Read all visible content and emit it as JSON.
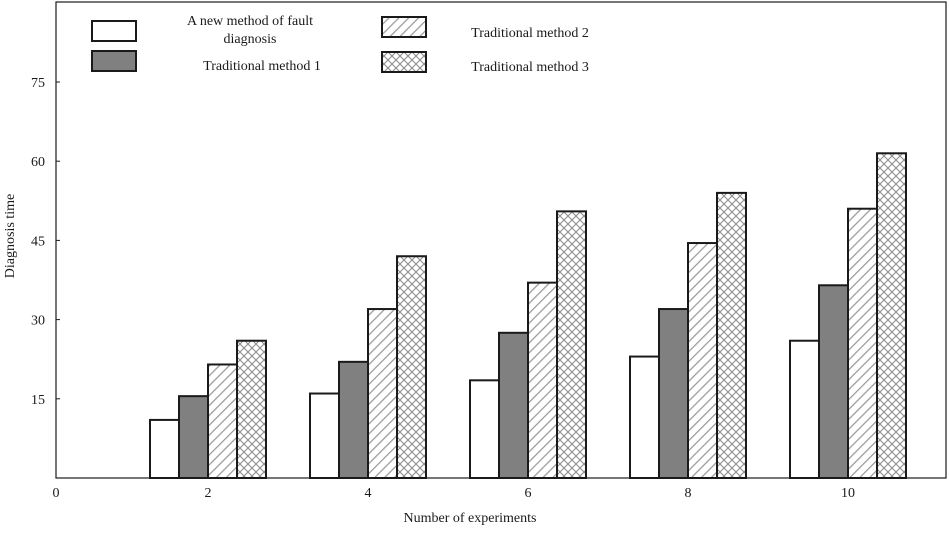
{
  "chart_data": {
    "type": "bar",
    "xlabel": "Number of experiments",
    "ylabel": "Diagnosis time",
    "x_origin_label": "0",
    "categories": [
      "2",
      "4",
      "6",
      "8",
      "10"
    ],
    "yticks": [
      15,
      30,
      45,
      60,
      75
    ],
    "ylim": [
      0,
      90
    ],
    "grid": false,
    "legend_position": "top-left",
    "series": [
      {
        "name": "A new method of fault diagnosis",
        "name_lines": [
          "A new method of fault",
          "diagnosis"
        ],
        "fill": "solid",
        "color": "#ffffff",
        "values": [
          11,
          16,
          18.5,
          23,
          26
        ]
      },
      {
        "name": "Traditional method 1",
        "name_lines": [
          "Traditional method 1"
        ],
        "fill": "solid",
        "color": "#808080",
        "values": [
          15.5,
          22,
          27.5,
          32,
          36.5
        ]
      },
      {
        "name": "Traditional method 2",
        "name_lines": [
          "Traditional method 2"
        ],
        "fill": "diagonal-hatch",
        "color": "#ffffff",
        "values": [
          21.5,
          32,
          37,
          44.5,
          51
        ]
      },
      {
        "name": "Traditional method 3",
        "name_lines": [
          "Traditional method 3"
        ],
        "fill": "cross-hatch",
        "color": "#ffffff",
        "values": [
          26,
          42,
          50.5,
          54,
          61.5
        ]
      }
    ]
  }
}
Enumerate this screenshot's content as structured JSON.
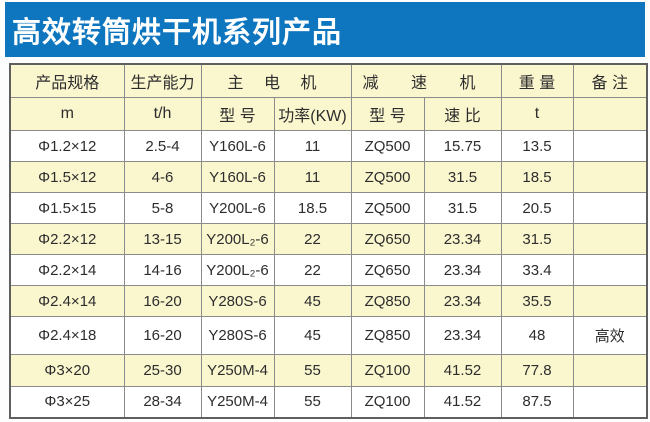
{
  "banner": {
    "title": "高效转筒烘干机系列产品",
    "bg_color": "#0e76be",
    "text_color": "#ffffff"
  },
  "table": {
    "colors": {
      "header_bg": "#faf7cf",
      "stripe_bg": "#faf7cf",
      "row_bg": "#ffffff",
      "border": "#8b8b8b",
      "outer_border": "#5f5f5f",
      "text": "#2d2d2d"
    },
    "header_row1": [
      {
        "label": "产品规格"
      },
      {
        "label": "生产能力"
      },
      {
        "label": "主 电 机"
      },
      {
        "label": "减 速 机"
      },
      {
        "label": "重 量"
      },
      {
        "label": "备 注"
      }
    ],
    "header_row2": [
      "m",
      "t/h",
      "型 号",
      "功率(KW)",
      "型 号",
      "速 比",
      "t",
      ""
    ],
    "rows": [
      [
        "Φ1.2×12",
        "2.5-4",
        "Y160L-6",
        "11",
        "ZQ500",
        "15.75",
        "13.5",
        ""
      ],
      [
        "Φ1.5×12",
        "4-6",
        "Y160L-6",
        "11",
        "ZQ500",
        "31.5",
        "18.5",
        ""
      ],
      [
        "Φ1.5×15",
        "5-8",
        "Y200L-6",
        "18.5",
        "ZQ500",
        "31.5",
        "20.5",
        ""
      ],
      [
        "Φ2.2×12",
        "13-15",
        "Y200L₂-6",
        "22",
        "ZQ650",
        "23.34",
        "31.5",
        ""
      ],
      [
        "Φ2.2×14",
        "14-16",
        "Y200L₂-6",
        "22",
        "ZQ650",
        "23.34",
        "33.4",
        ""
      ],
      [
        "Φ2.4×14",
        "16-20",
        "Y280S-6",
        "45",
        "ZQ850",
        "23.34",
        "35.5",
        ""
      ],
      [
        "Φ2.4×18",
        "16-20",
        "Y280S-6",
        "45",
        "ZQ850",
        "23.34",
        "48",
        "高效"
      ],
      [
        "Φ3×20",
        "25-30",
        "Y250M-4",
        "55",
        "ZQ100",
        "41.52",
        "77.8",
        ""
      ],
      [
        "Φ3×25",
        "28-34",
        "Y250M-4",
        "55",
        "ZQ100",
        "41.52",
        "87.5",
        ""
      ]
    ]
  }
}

##########

Requirement
Repeat the records above verbatim, with no pictures in the result.

Answer to the task
Read all visible content and emit it as JSON.
{
  "chart_data": {
    "type": "bar",
    "xlabel": "Number of experiments",
    "ylabel": "Diagnosis time",
    "x_origin_label": "0",
    "categories": [
      "2",
      "4",
      "6",
      "8",
      "10"
    ],
    "yticks": [
      15,
      30,
      45,
      60,
      75
    ],
    "ylim": [
      0,
      90
    ],
    "grid": false,
    "legend_position": "top-left",
    "series": [
      {
        "name": "A new method of fault diagnosis",
        "name_lines": [
          "A new method of fault",
          "diagnosis"
        ],
        "fill": "solid",
        "color": "#ffffff",
        "values": [
          11,
          16,
          18.5,
          23,
          26
        ]
      },
      {
        "name": "Traditional method 1",
        "name_lines": [
          "Traditional method 1"
        ],
        "fill": "solid",
        "color": "#808080",
        "values": [
          15.5,
          22,
          27.5,
          32,
          36.5
        ]
      },
      {
        "name": "Traditional method 2",
        "name_lines": [
          "Traditional method 2"
        ],
        "fill": "diagonal-hatch",
        "color": "#ffffff",
        "values": [
          21.5,
          32,
          37,
          44.5,
          51
        ]
      },
      {
        "name": "Traditional method 3",
        "name_lines": [
          "Traditional method 3"
        ],
        "fill": "cross-hatch",
        "color": "#ffffff",
        "values": [
          26,
          42,
          50.5,
          54,
          61.5
        ]
      }
    ]
  }
}
Enumerate this screenshot's content as structured JSON.
{
  "banner": {
    "title": "高效转筒烘干机系列产品",
    "bg_color": "#0e76be",
    "text_color": "#ffffff"
  },
  "table": {
    "colors": {
      "header_bg": "#faf7cf",
      "stripe_bg": "#faf7cf",
      "row_bg": "#ffffff",
      "border": "#8b8b8b",
      "outer_border": "#5f5f5f",
      "text": "#2d2d2d"
    },
    "header_row1": [
      {
        "label": "产品规格"
      },
      {
        "label": "生产能力"
      },
      {
        "label": "主 电 机"
      },
      {
        "label": "减 速 机"
      },
      {
        "label": "重 量"
      },
      {
        "label": "备 注"
      }
    ],
    "header_row2": [
      "m",
      "t/h",
      "型 号",
      "功率(KW)",
      "型 号",
      "速 比",
      "t",
      ""
    ],
    "rows": [
      [
        "Φ1.2×12",
        "2.5-4",
        "Y160L-6",
        "11",
        "ZQ500",
        "15.75",
        "13.5",
        ""
      ],
      [
        "Φ1.5×12",
        "4-6",
        "Y160L-6",
        "11",
        "ZQ500",
        "31.5",
        "18.5",
        ""
      ],
      [
        "Φ1.5×15",
        "5-8",
        "Y200L-6",
        "18.5",
        "ZQ500",
        "31.5",
        "20.5",
        ""
      ],
      [
        "Φ2.2×12",
        "13-15",
        "Y200L₂-6",
        "22",
        "ZQ650",
        "23.34",
        "31.5",
        ""
      ],
      [
        "Φ2.2×14",
        "14-16",
        "Y200L₂-6",
        "22",
        "ZQ650",
        "23.34",
        "33.4",
        ""
      ],
      [
        "Φ2.4×14",
        "16-20",
        "Y280S-6",
        "45",
        "ZQ850",
        "23.34",
        "35.5",
        ""
      ],
      [
        "Φ2.4×18",
        "16-20",
        "Y280S-6",
        "45",
        "ZQ850",
        "23.34",
        "48",
        "高效"
      ],
      [
        "Φ3×20",
        "25-30",
        "Y250M-4",
        "55",
        "ZQ100",
        "41.52",
        "77.8",
        ""
      ],
      [
        "Φ3×25",
        "28-34",
        "Y250M-4",
        "55",
        "ZQ100",
        "41.52",
        "87.5",
        ""
      ]
    ]
  }
}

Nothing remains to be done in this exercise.